§ EXTRACTED MATERIAL:
_ _ _

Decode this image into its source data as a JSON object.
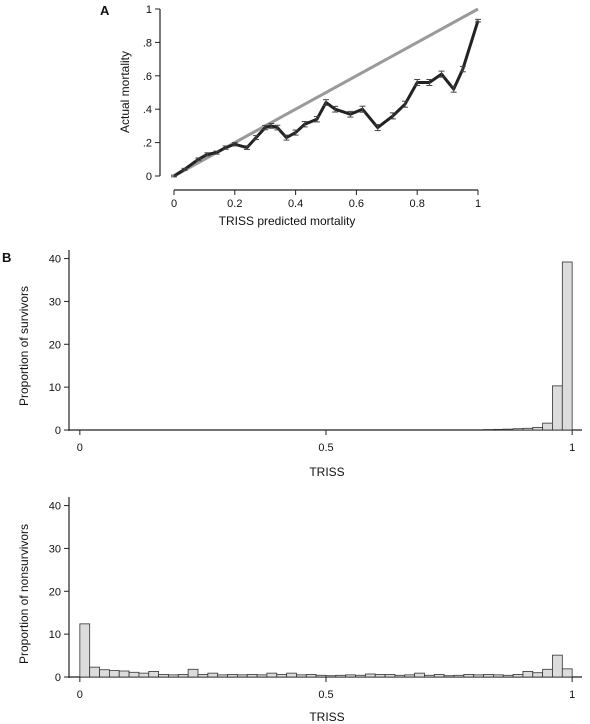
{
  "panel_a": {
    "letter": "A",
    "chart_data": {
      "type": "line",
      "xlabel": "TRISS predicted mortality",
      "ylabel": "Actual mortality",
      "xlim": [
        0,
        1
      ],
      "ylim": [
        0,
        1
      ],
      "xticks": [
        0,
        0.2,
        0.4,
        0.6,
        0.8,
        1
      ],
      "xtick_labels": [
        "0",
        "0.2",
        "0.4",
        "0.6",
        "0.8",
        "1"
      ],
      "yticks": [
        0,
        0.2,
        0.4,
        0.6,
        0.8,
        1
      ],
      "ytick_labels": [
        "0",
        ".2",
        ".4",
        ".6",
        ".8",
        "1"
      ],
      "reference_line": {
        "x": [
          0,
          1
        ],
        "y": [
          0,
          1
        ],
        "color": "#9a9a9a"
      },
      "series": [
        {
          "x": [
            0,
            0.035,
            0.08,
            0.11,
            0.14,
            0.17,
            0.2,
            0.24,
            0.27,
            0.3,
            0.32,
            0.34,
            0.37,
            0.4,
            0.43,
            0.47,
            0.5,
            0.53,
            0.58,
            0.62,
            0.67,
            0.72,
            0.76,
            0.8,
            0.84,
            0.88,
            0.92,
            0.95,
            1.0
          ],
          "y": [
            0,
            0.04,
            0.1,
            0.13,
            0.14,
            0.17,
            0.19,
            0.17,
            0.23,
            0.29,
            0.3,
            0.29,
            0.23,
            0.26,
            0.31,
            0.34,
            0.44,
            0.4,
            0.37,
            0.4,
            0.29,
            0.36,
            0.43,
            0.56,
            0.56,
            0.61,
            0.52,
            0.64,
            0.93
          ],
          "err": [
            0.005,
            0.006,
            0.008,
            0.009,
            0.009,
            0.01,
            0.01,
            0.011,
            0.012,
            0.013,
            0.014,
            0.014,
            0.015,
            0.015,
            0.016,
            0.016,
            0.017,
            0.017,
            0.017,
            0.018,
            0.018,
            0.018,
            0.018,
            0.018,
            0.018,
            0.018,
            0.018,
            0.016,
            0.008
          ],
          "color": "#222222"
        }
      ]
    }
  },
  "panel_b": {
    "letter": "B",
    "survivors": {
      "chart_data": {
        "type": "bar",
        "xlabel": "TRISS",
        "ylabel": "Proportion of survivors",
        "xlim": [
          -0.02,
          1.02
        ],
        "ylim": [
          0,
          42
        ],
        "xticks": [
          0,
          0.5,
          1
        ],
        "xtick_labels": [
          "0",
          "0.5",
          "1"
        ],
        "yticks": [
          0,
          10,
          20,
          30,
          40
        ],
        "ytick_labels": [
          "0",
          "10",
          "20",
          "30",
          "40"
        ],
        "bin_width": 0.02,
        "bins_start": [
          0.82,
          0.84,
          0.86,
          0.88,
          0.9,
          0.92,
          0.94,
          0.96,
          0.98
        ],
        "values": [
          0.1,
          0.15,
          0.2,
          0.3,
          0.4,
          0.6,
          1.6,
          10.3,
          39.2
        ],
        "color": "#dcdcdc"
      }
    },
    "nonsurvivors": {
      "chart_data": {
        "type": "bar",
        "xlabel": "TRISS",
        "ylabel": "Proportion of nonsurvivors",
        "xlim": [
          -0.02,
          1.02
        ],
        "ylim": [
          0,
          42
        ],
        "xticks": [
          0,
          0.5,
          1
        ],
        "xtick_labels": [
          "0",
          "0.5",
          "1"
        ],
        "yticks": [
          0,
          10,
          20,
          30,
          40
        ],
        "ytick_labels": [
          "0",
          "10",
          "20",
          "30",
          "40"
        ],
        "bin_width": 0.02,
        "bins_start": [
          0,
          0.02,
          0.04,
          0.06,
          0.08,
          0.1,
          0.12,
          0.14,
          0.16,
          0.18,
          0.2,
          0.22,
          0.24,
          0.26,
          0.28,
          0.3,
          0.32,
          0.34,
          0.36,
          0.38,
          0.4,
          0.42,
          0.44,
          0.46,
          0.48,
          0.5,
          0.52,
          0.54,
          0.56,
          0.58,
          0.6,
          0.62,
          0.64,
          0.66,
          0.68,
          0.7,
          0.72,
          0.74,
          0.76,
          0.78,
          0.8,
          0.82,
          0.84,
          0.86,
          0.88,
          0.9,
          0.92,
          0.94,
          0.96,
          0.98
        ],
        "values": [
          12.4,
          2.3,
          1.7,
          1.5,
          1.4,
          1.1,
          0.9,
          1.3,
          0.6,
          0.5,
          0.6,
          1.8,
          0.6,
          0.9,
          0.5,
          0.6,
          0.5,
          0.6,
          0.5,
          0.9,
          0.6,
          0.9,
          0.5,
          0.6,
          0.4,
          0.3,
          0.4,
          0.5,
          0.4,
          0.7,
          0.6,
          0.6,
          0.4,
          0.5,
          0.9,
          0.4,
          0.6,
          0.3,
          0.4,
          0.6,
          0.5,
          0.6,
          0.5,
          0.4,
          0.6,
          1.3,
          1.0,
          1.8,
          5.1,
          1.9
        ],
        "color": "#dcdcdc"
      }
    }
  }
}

_ _ _

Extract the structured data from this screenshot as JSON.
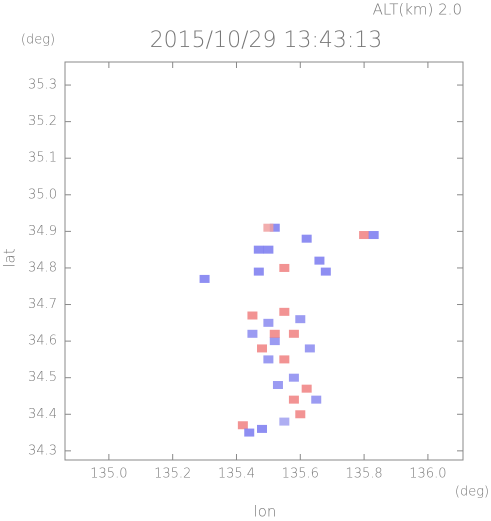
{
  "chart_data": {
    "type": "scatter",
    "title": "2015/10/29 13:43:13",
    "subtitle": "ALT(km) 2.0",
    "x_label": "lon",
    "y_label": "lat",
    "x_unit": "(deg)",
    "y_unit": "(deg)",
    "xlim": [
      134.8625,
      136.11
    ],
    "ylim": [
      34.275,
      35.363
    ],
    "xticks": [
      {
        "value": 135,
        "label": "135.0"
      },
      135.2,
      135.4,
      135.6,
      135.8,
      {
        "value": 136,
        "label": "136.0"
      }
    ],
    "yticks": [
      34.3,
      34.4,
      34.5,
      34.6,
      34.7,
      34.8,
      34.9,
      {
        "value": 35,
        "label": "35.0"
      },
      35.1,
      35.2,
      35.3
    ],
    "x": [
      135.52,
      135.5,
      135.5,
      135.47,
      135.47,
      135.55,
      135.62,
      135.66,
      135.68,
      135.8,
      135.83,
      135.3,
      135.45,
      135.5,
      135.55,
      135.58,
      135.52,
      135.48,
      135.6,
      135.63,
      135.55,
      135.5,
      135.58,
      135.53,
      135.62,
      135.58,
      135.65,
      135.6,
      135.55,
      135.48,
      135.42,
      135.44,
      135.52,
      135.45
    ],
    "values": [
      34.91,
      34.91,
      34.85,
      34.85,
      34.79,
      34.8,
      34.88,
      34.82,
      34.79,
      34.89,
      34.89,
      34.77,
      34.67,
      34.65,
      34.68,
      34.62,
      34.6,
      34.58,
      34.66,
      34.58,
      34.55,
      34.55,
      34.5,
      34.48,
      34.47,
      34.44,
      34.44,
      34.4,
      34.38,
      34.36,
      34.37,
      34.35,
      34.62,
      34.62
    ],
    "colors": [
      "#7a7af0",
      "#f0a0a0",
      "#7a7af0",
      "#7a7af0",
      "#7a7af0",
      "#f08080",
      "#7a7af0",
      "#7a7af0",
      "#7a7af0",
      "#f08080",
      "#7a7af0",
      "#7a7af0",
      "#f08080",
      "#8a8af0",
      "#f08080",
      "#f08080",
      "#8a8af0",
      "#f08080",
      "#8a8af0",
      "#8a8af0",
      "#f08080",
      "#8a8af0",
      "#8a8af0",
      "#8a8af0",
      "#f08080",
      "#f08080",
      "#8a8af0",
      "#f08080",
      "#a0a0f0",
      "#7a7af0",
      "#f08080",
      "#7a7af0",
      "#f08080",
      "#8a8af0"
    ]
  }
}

_ _ _

§ DESCRIPTION OF THE TASK:
Where a line holds the string "nonsurvivors", copy that line.

§ PROBLEM SOLUTION:
    "nonsurvivors": {
        "ylabel": "Proportion of nonsurvivors",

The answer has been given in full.